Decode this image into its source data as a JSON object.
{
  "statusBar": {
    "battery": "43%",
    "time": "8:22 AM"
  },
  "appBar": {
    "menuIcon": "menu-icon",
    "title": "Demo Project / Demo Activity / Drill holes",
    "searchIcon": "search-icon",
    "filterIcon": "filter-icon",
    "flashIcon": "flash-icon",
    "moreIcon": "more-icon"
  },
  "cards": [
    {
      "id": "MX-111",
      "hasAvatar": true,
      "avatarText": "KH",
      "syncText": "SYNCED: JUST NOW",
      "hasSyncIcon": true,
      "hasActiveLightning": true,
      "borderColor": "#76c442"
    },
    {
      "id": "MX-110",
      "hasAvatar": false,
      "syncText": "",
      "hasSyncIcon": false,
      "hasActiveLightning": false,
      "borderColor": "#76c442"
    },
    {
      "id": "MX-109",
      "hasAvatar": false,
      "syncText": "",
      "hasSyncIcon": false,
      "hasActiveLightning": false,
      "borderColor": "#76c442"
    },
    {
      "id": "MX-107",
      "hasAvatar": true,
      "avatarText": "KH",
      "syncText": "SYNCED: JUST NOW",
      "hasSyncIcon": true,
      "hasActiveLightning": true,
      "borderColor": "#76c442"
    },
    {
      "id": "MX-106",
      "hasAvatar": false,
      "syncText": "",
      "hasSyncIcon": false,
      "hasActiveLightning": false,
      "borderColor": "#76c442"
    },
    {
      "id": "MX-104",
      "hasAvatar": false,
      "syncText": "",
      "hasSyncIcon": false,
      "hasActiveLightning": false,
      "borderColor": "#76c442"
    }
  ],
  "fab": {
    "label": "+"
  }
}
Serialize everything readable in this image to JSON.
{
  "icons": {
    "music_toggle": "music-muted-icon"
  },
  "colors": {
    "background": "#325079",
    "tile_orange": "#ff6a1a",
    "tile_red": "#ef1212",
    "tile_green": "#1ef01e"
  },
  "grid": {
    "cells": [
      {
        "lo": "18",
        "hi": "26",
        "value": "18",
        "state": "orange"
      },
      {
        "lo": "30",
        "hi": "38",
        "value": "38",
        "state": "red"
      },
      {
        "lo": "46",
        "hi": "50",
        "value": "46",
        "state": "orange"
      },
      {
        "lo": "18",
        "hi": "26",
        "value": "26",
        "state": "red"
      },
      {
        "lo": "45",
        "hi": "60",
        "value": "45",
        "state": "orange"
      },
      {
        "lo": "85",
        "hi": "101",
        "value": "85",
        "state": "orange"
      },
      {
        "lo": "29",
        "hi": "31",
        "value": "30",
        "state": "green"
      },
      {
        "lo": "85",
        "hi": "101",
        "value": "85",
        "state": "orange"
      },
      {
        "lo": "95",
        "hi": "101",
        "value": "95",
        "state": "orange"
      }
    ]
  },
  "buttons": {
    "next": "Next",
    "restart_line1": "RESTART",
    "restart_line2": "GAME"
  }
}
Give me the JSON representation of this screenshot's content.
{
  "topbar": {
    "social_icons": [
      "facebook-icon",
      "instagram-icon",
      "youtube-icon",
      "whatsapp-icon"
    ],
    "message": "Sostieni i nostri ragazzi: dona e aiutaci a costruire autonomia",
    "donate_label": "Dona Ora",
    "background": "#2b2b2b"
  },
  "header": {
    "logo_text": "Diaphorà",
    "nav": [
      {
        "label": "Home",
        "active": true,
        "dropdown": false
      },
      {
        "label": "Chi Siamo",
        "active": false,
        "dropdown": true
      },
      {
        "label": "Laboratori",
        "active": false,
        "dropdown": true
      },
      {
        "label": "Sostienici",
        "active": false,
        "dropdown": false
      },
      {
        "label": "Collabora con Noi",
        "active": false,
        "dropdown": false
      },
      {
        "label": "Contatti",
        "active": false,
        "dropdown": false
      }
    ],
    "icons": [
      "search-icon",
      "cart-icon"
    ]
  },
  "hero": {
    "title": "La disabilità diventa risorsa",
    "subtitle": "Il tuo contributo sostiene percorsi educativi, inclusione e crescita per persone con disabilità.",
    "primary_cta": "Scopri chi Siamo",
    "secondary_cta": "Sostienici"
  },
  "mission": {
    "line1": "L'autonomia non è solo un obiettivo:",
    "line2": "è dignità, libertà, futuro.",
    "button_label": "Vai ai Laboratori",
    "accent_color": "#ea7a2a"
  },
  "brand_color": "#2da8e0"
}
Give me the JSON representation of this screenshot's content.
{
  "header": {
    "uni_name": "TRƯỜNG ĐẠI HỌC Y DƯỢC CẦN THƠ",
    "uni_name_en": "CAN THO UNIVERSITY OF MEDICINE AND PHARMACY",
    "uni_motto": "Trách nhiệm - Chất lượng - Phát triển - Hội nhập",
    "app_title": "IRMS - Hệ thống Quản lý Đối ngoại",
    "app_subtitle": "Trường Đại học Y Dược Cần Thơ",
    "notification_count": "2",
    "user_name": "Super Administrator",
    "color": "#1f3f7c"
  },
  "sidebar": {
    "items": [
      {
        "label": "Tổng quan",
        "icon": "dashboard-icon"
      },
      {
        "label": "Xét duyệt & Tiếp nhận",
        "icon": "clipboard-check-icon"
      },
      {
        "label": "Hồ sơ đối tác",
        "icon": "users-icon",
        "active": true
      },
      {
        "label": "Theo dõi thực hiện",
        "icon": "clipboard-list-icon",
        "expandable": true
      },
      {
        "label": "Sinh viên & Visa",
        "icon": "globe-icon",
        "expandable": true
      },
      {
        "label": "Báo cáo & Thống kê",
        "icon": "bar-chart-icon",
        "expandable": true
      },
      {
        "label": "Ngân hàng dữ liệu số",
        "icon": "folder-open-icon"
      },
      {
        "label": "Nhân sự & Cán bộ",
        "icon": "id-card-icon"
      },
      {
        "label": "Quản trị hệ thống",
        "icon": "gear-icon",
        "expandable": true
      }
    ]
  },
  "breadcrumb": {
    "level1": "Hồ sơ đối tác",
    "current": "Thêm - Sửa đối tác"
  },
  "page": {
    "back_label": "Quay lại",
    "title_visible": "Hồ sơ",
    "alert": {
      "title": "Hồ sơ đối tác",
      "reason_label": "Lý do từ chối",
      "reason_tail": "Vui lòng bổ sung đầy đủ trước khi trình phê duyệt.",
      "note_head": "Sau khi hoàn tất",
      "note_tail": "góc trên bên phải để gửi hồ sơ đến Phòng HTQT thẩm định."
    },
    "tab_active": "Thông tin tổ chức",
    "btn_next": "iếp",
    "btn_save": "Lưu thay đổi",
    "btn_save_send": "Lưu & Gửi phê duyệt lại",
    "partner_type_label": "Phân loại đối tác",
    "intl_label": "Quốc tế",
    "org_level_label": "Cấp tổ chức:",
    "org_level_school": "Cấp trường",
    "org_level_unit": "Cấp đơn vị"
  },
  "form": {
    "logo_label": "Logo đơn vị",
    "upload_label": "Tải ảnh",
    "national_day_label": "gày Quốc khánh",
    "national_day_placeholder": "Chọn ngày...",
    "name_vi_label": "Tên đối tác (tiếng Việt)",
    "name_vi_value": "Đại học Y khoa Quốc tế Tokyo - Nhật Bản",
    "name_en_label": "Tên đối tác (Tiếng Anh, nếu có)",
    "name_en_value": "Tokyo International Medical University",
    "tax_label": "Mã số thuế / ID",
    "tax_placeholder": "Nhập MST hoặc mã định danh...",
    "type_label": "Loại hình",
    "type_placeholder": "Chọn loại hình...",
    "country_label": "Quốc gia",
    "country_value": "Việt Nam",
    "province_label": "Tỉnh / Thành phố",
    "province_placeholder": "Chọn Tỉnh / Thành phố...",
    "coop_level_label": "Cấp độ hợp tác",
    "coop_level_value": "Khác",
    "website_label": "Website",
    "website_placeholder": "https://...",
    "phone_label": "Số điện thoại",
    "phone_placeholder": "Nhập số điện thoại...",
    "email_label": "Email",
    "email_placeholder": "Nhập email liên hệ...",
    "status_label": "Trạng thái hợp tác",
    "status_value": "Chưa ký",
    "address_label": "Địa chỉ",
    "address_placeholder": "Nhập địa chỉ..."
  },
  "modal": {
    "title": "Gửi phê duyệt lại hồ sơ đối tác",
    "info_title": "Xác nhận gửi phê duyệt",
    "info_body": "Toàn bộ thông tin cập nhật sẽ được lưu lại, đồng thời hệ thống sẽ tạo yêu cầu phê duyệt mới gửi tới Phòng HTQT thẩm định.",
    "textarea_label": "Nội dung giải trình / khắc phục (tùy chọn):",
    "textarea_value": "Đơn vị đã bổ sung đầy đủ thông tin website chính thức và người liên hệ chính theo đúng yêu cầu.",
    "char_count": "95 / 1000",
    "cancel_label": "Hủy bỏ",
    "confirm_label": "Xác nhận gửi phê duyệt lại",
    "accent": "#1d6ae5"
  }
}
= = =
Go through the listing above and locate each line that holds the word "Quản". Copy those lines.

» Exercise solution
    "app_title": "IRMS - Hệ thống Quản lý Đối ngoại",
        "label": "Quản trị hệ thống",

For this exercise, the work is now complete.